*** Provided records ***

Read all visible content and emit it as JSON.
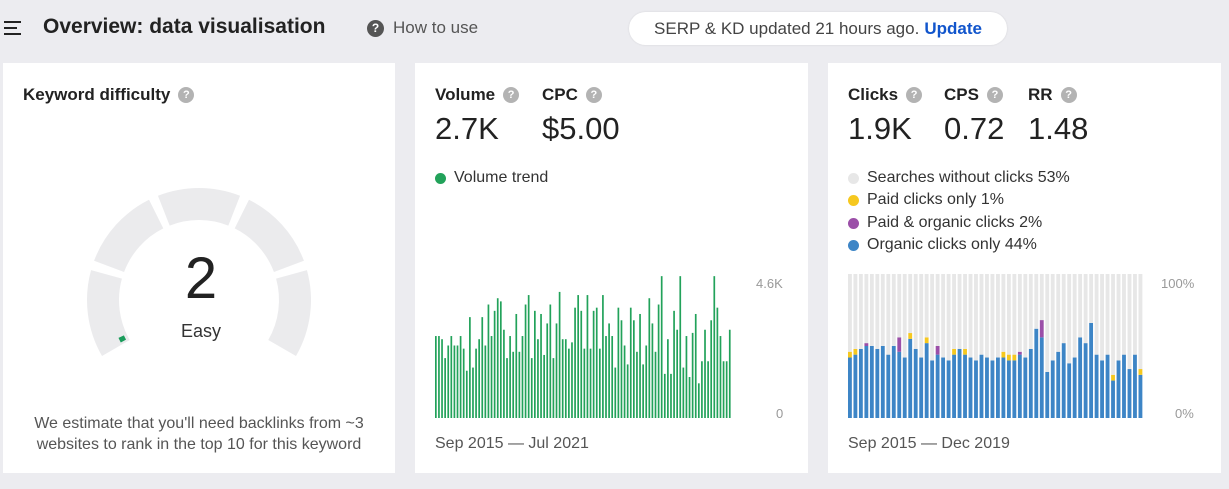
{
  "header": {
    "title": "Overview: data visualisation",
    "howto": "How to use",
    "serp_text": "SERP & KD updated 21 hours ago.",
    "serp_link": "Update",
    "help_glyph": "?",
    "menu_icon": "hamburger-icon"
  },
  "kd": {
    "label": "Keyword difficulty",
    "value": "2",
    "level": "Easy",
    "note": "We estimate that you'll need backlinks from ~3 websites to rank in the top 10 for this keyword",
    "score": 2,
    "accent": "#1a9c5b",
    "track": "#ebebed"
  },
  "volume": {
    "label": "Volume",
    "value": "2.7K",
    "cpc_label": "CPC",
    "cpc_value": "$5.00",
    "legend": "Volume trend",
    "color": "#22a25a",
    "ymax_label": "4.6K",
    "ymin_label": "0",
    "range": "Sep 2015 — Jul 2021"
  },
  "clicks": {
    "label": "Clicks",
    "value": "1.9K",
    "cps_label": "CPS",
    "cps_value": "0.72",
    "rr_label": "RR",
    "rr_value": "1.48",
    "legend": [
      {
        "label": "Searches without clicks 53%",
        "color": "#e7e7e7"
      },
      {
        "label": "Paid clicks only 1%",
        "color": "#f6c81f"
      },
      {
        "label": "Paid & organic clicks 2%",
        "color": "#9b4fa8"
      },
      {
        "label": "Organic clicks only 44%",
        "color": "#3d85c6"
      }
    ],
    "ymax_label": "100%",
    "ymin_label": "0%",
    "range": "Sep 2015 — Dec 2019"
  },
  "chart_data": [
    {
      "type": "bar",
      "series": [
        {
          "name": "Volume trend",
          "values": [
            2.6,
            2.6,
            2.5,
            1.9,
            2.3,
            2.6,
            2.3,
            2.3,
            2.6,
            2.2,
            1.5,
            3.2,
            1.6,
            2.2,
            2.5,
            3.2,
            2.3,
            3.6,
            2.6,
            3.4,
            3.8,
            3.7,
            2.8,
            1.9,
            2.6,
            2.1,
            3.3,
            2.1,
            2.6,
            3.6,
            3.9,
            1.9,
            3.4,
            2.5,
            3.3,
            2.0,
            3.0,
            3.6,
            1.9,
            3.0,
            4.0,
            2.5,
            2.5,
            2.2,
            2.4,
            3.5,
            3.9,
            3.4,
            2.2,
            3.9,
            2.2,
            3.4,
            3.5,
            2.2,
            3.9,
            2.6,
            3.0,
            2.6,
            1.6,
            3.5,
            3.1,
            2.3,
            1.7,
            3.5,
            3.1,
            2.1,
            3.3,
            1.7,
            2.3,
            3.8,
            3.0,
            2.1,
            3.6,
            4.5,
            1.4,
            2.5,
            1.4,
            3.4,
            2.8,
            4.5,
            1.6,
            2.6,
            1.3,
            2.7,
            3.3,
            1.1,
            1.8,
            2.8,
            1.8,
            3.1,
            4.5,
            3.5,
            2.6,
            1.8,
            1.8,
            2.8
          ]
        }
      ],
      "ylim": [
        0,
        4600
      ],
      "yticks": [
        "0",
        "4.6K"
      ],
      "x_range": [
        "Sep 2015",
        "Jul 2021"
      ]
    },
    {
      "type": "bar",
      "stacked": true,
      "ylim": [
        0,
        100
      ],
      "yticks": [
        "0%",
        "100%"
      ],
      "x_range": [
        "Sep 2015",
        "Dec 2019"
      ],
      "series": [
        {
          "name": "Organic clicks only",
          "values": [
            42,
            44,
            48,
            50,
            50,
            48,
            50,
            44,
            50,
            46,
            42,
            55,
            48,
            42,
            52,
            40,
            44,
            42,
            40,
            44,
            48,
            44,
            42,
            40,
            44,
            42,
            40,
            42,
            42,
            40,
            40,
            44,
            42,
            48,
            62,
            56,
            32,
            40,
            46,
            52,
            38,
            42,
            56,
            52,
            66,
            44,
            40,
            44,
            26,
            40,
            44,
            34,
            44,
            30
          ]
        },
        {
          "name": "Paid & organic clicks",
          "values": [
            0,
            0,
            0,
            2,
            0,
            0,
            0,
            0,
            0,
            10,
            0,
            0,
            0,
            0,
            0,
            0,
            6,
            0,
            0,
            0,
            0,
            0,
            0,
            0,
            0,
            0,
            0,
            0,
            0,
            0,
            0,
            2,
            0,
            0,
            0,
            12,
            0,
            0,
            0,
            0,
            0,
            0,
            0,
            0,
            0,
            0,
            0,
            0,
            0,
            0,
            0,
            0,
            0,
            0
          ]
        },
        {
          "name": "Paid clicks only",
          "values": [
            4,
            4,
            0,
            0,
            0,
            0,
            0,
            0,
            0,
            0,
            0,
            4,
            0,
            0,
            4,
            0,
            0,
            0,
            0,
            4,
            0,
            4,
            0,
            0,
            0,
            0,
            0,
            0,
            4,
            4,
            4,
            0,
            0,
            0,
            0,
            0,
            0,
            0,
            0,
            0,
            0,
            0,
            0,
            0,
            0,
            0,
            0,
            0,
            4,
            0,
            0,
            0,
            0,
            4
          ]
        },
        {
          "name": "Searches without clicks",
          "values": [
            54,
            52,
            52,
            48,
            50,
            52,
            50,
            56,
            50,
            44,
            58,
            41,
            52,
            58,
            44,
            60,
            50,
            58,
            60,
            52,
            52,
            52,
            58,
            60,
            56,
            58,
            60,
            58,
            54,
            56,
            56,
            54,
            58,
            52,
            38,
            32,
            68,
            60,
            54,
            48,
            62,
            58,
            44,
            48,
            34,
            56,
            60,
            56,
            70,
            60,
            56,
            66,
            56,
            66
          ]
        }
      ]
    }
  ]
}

***
*** Provided records ***

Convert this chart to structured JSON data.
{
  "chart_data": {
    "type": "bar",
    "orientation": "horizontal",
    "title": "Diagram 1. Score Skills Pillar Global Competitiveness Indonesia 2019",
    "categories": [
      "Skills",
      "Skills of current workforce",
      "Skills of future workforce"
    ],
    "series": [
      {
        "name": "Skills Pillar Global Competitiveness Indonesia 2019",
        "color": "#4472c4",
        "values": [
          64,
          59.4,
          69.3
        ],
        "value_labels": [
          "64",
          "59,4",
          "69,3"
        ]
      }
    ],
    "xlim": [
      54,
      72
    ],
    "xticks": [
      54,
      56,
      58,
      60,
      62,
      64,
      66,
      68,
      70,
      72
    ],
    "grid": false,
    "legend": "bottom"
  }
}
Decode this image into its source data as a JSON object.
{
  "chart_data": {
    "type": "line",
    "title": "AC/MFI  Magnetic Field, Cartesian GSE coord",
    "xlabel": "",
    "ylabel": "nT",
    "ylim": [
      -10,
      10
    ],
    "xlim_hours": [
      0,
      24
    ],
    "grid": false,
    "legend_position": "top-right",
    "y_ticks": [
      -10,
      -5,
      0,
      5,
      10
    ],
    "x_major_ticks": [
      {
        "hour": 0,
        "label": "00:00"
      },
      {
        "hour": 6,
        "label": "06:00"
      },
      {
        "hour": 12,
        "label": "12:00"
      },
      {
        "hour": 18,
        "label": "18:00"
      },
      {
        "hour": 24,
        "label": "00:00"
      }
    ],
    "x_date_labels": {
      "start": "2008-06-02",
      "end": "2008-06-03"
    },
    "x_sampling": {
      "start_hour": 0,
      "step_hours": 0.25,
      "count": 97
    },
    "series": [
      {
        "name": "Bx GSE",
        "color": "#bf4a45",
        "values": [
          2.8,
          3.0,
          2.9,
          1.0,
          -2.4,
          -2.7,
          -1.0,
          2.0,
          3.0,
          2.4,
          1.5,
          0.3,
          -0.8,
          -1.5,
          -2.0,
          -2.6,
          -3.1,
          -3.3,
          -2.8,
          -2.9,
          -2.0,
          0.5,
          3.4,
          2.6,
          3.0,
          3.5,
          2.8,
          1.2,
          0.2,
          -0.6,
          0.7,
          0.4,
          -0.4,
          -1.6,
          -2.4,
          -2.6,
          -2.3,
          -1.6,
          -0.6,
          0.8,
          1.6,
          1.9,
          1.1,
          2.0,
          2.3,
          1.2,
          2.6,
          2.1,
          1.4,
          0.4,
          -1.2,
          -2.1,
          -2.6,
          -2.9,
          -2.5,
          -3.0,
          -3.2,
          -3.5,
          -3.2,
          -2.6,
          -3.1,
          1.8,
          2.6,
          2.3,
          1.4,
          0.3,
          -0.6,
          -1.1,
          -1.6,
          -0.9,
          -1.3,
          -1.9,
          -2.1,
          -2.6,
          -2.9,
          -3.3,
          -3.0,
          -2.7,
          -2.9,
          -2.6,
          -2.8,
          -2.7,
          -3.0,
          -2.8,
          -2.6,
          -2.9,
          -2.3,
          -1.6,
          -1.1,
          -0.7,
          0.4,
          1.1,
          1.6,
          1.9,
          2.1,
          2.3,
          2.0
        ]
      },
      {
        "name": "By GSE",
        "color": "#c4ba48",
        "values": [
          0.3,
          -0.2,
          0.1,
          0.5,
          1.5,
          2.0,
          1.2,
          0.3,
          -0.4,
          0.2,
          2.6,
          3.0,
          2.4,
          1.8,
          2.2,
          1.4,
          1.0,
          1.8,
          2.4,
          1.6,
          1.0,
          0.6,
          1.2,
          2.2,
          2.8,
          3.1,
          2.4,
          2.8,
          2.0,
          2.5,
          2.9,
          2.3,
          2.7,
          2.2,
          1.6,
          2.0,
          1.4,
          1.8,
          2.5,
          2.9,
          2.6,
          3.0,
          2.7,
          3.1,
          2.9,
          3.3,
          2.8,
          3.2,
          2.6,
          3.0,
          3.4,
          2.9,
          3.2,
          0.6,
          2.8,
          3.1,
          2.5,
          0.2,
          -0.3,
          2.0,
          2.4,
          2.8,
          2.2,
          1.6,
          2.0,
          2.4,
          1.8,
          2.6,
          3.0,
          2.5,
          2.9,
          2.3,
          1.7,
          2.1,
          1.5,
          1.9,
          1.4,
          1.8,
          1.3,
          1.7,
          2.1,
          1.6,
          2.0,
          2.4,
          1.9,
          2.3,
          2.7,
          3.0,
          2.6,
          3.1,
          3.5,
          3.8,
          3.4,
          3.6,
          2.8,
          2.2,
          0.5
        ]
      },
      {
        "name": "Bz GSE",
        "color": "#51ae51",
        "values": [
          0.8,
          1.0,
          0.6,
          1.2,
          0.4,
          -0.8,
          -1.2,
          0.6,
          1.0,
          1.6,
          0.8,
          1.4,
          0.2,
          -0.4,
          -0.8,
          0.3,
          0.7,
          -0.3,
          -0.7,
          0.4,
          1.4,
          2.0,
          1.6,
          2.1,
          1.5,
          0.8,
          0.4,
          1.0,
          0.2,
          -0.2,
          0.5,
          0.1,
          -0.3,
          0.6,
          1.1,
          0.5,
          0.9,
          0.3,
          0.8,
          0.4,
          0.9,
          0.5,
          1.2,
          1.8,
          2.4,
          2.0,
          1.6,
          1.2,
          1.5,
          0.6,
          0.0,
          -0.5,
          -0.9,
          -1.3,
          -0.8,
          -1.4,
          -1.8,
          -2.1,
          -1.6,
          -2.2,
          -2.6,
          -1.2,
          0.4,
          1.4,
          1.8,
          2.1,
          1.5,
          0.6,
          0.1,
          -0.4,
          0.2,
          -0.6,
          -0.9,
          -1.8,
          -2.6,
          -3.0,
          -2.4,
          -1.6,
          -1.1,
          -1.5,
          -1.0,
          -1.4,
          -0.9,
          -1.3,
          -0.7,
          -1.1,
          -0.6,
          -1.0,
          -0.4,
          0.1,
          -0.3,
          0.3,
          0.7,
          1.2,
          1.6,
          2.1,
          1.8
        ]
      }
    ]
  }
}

***
*** Provided records ***

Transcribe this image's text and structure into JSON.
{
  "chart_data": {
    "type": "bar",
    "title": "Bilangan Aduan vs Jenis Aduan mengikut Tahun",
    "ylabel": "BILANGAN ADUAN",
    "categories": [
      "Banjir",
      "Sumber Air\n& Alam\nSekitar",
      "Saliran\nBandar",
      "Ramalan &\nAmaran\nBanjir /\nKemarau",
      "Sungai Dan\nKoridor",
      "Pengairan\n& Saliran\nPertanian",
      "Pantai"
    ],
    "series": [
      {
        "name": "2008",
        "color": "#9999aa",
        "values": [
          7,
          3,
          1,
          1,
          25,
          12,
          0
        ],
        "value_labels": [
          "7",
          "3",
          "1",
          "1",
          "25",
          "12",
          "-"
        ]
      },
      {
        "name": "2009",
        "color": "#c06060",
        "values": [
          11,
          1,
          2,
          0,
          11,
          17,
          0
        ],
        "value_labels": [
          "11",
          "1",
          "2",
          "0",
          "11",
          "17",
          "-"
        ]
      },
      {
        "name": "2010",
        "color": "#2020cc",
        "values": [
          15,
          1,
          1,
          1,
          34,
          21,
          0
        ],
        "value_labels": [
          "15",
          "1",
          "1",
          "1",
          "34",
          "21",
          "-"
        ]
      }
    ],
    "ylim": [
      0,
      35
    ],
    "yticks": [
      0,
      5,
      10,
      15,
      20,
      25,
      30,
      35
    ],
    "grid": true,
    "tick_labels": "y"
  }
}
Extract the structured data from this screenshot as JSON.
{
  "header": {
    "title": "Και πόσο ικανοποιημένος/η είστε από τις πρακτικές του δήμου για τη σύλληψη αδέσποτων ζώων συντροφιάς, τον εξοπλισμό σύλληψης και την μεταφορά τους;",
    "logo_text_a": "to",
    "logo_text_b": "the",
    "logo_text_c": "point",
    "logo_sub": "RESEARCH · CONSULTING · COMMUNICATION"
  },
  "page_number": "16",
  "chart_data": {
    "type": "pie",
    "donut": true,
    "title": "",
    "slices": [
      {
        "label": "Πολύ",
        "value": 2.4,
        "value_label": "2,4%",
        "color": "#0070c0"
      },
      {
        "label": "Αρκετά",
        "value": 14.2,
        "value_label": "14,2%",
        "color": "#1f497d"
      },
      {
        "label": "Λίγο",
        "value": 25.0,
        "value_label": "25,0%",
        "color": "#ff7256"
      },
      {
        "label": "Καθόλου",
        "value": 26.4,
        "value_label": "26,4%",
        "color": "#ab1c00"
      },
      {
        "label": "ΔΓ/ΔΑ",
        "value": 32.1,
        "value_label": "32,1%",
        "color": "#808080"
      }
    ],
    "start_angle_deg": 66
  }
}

***

> _Instruction_
From the listing above, collect every line that mentions the word "Searches".

> _The completed task_
        "label": "Searches without clicks 53%",
          "name": "Searches without clicks",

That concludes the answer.